Task prompt:
Copy the records that follow exactly as written, but not their pictures.

Available records:
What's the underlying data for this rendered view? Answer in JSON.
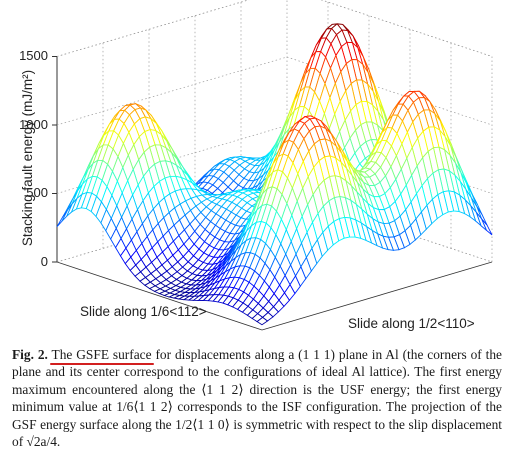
{
  "figure": {
    "ylabel": "Stacking fault energy (mJ/m²)",
    "zticks": [
      "0",
      "500",
      "1000",
      "1500"
    ],
    "xlabel_left": "Slide along 1/6<112>",
    "xlabel_right": "Slide along 1/2<110>"
  },
  "caption": {
    "label": "Fig. 2.",
    "highlight": "The GSFE surface",
    "text": " for displacements along a (1 1 1) plane in Al (the corners of the plane and its center correspond to the configurations of ideal Al lattice). The first energy maximum encountered along the ⟨1 1 2⟩ direction is the USF energy; the first energy minimum value at 1/6⟨1 1 2⟩ corresponds to the ISF configuration. The projection of the GSF energy surface along the 1/2⟨1 1 0⟩ is symmetric with respect to the slip displacement of √2a/4."
  },
  "chart_data": {
    "type": "surface",
    "zlim": [
      0,
      1500
    ],
    "zticks": [
      0,
      500,
      1000,
      1500
    ],
    "zlabel": "Stacking fault energy (mJ/m²)",
    "xlabel": "Slide along 1/6<112>",
    "ylabel": "Slide along 1/2<110>",
    "peaks": [
      {
        "location": "left",
        "value": 1120
      },
      {
        "location": "front",
        "value": 1280
      },
      {
        "location": "back-right",
        "value": 1510
      },
      {
        "location": "right",
        "value": 1230
      }
    ],
    "colormap": "jet"
  }
}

Correct result:
What's the underlying data for this rendered view? Answer in JSON.
{
  "figure": {
    "ylabel": "Stacking fault energy (mJ/m²)",
    "zticks": [
      "0",
      "500",
      "1000",
      "1500"
    ],
    "xlabel_left": "Slide along 1/6<112>",
    "xlabel_right": "Slide along 1/2<110>"
  },
  "caption": {
    "label": "Fig. 2.",
    "highlight": "The GSFE surface",
    "text": " for displacements along a (1 1 1) plane in Al (the corners of the plane and its center correspond to the configurations of ideal Al lattice). The first energy maximum encountered along the ⟨1 1 2⟩ direction is the USF energy; the first energy minimum value at 1/6⟨1 1 2⟩ corresponds to the ISF configuration. The projection of the GSF energy surface along the 1/2⟨1 1 0⟩ is symmetric with respect to the slip displacement of √2a/4."
  },
  "chart_data": {
    "type": "surface",
    "zlim": [
      0,
      1500
    ],
    "zticks": [
      0,
      500,
      1000,
      1500
    ],
    "zlabel": "Stacking fault energy (mJ/m²)",
    "xlabel": "Slide along 1/6<112>",
    "ylabel": "Slide along 1/2<110>",
    "peaks": [
      {
        "location": "left",
        "value": 1120
      },
      {
        "location": "front",
        "value": 1280
      },
      {
        "location": "back-right",
        "value": 1510
      },
      {
        "location": "right",
        "value": 1230
      }
    ],
    "colormap": "jet"
  }
}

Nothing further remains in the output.